» Isi Tugas: Dalam artikel tentang punahnya bahasa daerah di Nusantara, bahasa daerah apa yang disebut sebagai contoh dari Maluku Utara?

» Teks Hasil Ekstraksi:
____________________
Tiga Tahun Terakhir, Ada 11 Bahasa Daerah di Nusantara Punah
Indonesia memiliki ratusan bahasa daerah yang tersebar di sejumlah pulau. Ini kekayaan budaya yang jarang dipunyai negara-negara lain. Hanya saja, sebagian bahasa daerah itu mulai punah akibat kehilangan penutur lokal.
Oleh
Caecilia Mediana
·3 menit baca
JAKARTA, KOMPAS — Selama tiga tahun terakhir, ada 11 bahasa daerah di Indonesia yang punah. Fenomena ini merupakan lanjutan dari tahun-tahun sebelumnya. Kepunahan terjadi akibat tidak ada lagi penutur bahasa tersebut di daerah masing-masing.
Berdasarkan data Badan Pengembangan dan Pembinaan Bahasa Kementerian Pendidikan dan Kebudayaan (Kemendikbud), 11 bahasa daerah yang punah itu berasal dari provinsi Papua Barat, Papua, Maluku, dan Maluku Utara. Contoh bahasa daerah yaitu bahasa Tandia (Papua Barat), bahasa Ternateno (Maluku Utara), bahasa Mawes (Papua), dan bahasa Hoti (Maluku).
Kepala Badan Bahasa Badan Pengembangan dan Pembinaan Bahasa Kemendikbud Danang Sunendar, Jumat (21/2/2020), di Jakarta, menjelaskan, kepunahan bahasa berlangsung tahunan. Kesebelas bahasa daerah yang diketahui sudah punah tiga tahun terakhir semestinya menjadi pemicu agar bahasa daerah lain yang statusnya ”rentan”, ”mengalami kemunduran”, ”terancam punah”, dan ”kritis” harus segera dilestarikan.
____________________
Daftar elemen dan wilayah
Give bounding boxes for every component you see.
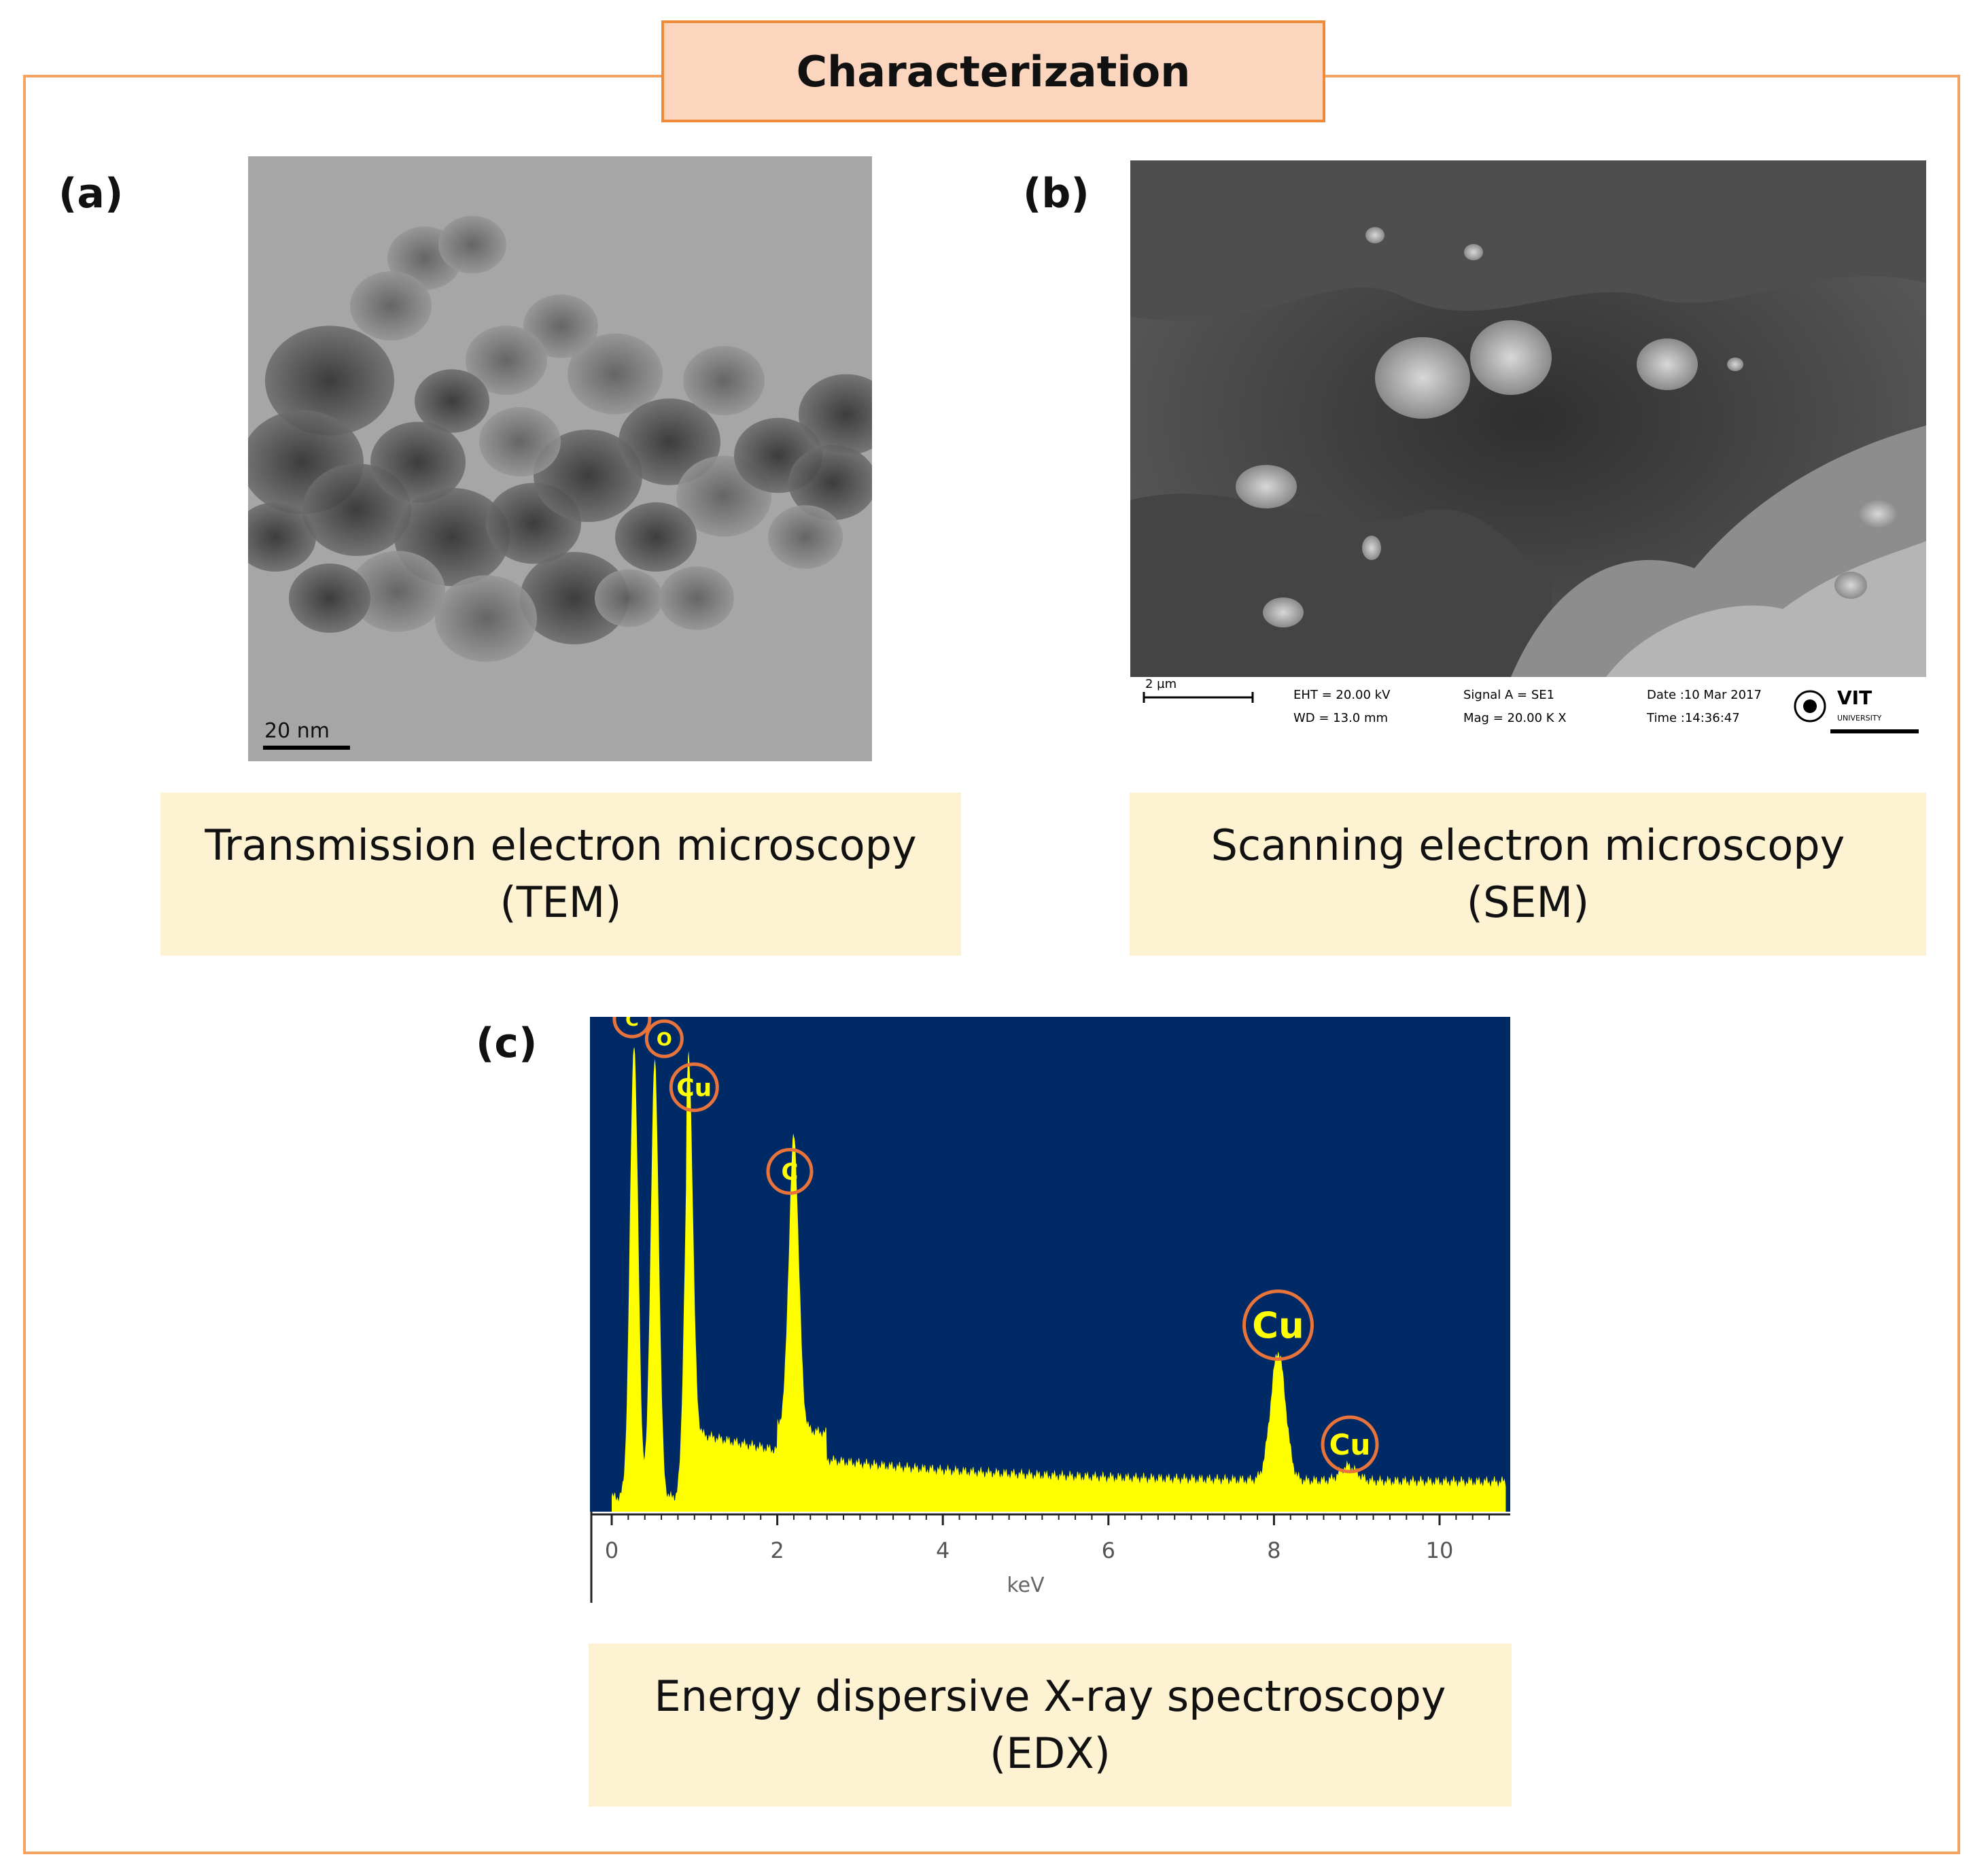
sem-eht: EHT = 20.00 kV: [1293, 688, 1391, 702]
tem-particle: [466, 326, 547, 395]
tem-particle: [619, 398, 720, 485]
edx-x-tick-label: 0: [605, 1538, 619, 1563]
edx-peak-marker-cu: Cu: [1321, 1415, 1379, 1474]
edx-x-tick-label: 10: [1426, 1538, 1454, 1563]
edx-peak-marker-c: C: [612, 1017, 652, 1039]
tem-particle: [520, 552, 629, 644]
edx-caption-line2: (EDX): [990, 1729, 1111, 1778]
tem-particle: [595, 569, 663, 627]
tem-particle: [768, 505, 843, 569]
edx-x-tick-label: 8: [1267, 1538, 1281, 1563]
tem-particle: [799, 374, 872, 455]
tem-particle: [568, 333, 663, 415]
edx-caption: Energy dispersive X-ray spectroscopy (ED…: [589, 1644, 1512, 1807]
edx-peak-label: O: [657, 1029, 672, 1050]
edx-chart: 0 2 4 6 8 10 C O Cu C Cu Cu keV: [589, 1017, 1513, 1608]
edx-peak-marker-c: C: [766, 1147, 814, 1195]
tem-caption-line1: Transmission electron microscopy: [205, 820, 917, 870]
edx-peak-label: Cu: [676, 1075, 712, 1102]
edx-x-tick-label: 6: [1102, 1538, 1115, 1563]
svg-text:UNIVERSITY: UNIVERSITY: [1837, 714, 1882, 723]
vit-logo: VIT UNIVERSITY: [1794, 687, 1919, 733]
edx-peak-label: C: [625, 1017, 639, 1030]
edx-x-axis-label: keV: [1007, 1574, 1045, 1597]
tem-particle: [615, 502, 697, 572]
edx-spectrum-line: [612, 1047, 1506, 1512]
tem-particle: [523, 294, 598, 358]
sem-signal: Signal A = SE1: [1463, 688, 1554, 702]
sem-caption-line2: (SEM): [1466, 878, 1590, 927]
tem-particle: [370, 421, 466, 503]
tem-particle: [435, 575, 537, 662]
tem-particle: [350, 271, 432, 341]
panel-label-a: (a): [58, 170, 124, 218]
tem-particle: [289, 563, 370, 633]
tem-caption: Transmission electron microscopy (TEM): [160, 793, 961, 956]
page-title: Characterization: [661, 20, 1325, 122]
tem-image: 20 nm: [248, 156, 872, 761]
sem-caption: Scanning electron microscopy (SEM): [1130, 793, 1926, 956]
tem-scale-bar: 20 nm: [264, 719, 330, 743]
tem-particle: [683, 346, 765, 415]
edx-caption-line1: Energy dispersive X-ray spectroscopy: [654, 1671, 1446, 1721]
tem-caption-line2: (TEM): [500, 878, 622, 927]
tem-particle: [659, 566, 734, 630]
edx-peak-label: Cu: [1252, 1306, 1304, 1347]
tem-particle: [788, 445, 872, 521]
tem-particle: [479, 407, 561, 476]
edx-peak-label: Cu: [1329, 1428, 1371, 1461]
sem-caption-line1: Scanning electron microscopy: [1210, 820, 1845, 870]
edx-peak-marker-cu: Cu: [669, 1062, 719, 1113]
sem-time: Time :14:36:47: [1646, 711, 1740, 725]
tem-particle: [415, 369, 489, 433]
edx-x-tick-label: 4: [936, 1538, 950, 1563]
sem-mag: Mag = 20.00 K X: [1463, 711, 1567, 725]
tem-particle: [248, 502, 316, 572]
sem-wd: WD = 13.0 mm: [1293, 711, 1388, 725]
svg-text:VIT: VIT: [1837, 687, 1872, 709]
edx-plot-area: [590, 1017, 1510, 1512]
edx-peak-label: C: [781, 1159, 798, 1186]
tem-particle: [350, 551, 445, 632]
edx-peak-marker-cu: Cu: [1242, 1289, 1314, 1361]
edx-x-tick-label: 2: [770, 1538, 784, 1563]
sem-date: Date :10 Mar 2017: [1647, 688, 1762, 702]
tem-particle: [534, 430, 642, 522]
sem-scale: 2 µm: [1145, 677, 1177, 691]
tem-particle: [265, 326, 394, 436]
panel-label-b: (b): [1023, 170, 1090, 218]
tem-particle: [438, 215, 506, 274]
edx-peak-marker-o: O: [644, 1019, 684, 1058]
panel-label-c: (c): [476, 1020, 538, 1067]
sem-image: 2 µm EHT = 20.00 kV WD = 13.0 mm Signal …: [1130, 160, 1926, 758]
____________________
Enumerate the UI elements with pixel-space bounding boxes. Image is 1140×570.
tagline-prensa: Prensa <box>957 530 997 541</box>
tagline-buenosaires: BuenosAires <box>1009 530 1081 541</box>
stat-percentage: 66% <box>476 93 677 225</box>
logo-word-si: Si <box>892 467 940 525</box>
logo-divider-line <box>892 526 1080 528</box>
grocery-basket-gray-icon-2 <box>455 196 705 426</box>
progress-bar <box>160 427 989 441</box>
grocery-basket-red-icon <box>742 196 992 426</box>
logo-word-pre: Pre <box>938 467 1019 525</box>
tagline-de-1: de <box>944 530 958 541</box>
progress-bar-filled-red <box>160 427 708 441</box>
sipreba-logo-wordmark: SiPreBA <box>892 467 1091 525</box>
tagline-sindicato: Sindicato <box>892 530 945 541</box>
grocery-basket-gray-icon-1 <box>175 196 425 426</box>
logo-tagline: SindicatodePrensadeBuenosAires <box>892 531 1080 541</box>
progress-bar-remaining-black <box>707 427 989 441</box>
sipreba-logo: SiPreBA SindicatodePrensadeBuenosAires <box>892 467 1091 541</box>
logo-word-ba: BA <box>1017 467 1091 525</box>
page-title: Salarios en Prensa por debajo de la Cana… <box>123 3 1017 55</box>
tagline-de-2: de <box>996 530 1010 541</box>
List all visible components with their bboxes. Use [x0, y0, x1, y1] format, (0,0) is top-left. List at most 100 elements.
____________________
» Jawaban Soal: Bahasa Ternateno.